Written request:
Write out, precisely and in full, each line of the material.

Dataset items
───

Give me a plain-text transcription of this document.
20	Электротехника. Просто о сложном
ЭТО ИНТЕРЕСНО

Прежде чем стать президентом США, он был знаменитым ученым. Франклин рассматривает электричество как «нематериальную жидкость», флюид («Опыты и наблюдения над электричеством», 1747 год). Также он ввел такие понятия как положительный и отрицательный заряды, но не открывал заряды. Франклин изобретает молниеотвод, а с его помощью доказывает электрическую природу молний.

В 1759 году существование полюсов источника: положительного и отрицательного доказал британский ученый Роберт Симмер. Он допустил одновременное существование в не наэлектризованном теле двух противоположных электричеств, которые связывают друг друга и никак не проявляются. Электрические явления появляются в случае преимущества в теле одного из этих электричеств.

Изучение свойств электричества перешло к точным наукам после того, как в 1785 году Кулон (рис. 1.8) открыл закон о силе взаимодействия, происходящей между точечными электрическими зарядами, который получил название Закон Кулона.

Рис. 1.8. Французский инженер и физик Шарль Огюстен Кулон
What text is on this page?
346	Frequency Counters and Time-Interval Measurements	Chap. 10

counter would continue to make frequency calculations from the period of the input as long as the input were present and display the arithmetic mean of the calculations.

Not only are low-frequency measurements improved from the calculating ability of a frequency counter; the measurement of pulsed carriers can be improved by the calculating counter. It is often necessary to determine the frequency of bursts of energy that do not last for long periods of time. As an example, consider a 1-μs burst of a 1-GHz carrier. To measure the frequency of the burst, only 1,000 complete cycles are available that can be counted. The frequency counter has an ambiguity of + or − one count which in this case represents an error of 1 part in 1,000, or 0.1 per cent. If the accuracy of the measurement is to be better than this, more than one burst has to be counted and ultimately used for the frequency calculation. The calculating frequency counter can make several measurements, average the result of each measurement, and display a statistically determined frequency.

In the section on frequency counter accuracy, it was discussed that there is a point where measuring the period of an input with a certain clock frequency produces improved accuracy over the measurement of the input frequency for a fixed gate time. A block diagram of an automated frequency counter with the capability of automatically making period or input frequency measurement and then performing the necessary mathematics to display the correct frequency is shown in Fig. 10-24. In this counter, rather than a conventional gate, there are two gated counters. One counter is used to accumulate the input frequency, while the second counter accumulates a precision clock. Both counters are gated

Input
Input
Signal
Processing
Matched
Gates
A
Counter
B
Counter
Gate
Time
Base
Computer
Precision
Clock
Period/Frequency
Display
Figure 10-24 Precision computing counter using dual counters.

───

Task answer:
Give me a plain-text transcription of this document.
20	Электротехника. Просто о сложном
ЭТО ИНТЕРЕСНО

Прежде чем стать президентом США, он был знаменитым ученым. Франклин рассматривает электричество как «нематериальную жидкость», флюид («Опыты и наблюдения над электричеством», 1747 год). Также он ввел такие понятия как положительный и отрицательный заряды, но не открывал заряды. Франклин изобретает молниеотвод, а с его помощью доказывает электрическую природу молний.

В 1759 году существование полюсов источника: положительного и отрицательного доказал британский ученый Роберт Симмер. Он допустил одновременное существование в не наэлектризованном теле двух противоположных электричеств, которые связывают друг друга и никак не проявляются. Электрические явления появляются в случае преимущества в теле одного из этих электричеств.

Изучение свойств электричества перешло к точным наукам после того, как в 1785 году Кулон (рис. 1.8) открыл закон о силе взаимодействия, происходящей между точечными электрическими зарядами, который получил название Закон Кулона.

Рис. 1.8. Французский инженер и физик Шарль Огюстен Кулон
What text is on this page?
346	Frequency Counters and Time-Interval Measurements	Chap. 10

counter would continue to make frequency calculations from the period of the input as long as the input were present and display the arithmetic mean of the calculations.

Not only are low-frequency measurements improved from the calculating ability of a frequency counter; the measurement of pulsed carriers can be improved by the calculating counter. It is often necessary to determine the frequency of bursts of energy that do not last for long periods of time. As an example, consider a 1-μs burst of a 1-GHz carrier. To measure the frequency of the burst, only 1,000 complete cycles are available that can be counted. The frequency counter has an ambiguity of + or − one count which in this case represents an error of 1 part in 1,000, or 0.1 per cent. If the accuracy of the measurement is to be better than this, more than one burst has to be counted and ultimately used for the frequency calculation. The calculating frequency counter can make several measurements, average the result of each measurement, and display a statistically determined frequency.

In the section on frequency counter accuracy, it was discussed that there is a point where measuring the period of an input with a certain clock frequency produces improved accuracy over the measurement of the input frequency for a fixed gate time. A block diagram of an automated frequency counter with the capability of automatically making period or input frequency measurement and then performing the necessary mathematics to display the correct frequency is shown in Fig. 10-24. In this counter, rather than a conventional gate, there are two gated counters. One counter is used to accumulate the input frequency, while the second counter accumulates a precision clock. Both counters are gated

Input
Input
Signal
Processing
Matched
Gates
A
Counter
B
Counter
Gate
Time
Base
Computer
Precision
Clock
Period/Frequency
Display
Figure 10-24 Precision computing counter using dual counters.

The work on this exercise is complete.